STATED TASK: Take every line from the material that has the word "petrogustavo" in it.

PROVIDED DATA:
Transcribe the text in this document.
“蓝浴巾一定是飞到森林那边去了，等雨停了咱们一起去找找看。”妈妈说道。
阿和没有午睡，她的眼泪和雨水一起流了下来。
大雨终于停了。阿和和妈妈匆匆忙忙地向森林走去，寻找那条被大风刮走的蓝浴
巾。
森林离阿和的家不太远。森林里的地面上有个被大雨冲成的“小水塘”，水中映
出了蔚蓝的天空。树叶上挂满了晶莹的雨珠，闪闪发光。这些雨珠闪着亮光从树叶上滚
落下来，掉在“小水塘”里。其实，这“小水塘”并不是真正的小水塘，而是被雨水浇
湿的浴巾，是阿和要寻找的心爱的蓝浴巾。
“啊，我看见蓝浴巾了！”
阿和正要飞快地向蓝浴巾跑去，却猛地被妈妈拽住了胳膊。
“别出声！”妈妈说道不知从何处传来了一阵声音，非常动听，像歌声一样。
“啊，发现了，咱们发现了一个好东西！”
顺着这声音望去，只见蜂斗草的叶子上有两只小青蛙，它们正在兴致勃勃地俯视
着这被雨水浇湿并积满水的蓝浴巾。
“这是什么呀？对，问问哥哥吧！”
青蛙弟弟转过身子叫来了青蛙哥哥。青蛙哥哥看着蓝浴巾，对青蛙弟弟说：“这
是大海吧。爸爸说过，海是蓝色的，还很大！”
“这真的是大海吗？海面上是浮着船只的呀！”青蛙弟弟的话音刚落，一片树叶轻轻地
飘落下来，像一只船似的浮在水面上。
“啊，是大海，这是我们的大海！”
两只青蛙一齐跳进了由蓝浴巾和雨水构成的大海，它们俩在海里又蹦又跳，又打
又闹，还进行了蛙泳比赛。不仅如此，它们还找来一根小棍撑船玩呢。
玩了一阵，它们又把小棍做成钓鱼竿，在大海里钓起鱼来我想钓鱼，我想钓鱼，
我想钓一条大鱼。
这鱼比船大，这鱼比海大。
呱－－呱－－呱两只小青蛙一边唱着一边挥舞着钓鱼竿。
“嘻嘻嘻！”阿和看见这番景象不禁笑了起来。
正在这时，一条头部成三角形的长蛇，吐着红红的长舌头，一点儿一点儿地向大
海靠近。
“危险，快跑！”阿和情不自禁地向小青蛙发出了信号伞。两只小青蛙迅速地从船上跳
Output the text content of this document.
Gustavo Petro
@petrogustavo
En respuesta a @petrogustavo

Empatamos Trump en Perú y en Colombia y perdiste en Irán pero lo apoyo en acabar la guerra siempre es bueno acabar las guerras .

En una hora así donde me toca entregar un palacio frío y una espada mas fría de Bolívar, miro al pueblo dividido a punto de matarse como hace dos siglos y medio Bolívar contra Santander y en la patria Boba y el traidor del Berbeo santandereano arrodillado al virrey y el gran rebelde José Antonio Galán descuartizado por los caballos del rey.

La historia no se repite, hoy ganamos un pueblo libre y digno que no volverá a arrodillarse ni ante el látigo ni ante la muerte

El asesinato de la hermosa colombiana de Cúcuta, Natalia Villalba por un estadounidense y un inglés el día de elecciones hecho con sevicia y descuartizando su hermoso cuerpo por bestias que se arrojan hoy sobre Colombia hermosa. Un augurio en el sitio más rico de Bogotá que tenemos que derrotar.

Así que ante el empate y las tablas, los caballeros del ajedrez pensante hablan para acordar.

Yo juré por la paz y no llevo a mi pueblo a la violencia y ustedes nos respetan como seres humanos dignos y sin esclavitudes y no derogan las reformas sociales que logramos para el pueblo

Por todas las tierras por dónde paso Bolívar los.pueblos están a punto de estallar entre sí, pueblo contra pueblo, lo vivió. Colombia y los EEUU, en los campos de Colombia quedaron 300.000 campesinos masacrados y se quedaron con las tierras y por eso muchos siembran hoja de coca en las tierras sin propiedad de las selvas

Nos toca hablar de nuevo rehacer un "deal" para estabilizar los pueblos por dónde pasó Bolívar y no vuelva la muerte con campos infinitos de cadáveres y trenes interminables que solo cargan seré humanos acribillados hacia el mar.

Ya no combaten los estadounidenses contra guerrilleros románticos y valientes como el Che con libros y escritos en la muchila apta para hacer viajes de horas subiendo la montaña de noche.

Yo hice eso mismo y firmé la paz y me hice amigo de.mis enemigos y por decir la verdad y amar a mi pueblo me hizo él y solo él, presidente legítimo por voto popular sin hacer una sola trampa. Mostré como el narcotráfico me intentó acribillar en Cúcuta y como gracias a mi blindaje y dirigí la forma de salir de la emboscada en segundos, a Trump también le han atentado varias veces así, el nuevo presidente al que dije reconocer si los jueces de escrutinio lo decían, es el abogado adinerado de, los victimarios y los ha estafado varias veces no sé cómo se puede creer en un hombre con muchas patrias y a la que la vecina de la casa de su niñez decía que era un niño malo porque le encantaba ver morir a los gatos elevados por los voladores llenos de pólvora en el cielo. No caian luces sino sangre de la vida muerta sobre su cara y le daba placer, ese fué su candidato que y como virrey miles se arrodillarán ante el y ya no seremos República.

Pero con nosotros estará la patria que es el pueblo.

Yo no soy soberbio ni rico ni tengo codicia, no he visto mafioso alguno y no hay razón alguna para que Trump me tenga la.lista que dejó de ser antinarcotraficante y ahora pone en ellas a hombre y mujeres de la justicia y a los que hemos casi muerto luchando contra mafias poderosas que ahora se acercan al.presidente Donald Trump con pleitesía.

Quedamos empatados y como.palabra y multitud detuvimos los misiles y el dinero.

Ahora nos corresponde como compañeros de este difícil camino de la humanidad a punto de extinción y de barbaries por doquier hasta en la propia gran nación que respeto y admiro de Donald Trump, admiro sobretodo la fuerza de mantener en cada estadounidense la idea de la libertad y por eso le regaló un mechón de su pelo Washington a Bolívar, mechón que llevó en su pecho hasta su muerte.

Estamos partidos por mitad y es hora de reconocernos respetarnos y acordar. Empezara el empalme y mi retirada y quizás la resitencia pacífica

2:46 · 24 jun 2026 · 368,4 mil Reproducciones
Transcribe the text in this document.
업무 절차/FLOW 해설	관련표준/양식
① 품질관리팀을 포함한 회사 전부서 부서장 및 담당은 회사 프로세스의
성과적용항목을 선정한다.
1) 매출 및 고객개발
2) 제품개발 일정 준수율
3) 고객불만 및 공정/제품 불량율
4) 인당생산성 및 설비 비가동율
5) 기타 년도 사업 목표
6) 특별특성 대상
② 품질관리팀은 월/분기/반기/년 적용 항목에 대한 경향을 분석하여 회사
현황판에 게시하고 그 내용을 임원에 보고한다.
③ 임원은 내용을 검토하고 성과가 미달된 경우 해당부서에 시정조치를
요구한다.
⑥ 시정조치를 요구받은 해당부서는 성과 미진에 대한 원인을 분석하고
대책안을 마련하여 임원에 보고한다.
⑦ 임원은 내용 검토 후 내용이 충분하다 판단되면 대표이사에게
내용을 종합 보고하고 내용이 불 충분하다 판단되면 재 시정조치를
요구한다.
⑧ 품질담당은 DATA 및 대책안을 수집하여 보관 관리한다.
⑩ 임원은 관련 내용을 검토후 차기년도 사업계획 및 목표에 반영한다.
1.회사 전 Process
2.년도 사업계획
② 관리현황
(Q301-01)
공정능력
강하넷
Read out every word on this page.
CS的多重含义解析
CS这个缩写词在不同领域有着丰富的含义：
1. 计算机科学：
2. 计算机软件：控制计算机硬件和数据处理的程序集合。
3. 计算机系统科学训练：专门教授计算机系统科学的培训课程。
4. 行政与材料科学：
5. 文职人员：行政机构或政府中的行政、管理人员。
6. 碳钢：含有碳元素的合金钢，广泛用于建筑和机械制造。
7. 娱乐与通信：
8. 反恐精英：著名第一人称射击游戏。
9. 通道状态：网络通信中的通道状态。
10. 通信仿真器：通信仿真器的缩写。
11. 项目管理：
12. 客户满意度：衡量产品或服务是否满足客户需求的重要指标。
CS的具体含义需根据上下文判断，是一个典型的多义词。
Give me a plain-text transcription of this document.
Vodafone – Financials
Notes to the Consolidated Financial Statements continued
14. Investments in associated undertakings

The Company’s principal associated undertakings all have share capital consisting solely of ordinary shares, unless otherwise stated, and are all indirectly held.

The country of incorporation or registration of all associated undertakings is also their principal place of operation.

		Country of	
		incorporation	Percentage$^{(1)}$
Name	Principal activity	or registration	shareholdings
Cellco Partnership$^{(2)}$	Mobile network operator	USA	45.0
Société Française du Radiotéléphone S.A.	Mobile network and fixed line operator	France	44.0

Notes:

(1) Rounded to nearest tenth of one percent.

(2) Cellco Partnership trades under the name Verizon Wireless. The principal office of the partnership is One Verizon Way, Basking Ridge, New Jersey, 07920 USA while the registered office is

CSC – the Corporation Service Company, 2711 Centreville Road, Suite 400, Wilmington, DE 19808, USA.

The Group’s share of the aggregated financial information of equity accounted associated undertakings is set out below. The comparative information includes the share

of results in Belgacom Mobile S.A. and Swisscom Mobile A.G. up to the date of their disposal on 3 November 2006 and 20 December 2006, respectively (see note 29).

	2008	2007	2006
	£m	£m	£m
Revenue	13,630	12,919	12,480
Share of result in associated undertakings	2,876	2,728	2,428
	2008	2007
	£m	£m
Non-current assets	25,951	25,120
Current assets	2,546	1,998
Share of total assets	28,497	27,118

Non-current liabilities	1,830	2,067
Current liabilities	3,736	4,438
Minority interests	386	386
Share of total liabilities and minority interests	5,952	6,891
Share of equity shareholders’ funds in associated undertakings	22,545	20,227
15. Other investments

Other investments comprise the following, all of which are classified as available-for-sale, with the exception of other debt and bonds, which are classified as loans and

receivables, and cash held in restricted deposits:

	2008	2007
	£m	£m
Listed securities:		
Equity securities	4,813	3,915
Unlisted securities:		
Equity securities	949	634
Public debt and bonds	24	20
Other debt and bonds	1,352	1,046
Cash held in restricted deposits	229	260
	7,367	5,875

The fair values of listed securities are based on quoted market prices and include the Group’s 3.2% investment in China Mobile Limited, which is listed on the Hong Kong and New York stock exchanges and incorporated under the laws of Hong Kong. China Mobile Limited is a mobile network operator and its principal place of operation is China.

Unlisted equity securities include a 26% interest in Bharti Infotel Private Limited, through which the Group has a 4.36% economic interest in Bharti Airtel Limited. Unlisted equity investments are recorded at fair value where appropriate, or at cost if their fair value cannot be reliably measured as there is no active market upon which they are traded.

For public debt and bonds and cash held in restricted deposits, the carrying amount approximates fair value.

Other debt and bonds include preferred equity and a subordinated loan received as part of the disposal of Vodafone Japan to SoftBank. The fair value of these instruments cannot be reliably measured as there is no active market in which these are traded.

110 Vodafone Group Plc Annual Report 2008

RESULT FOR THIS EXERCISE:
@petrogustavo
En respuesta a @petrogustavo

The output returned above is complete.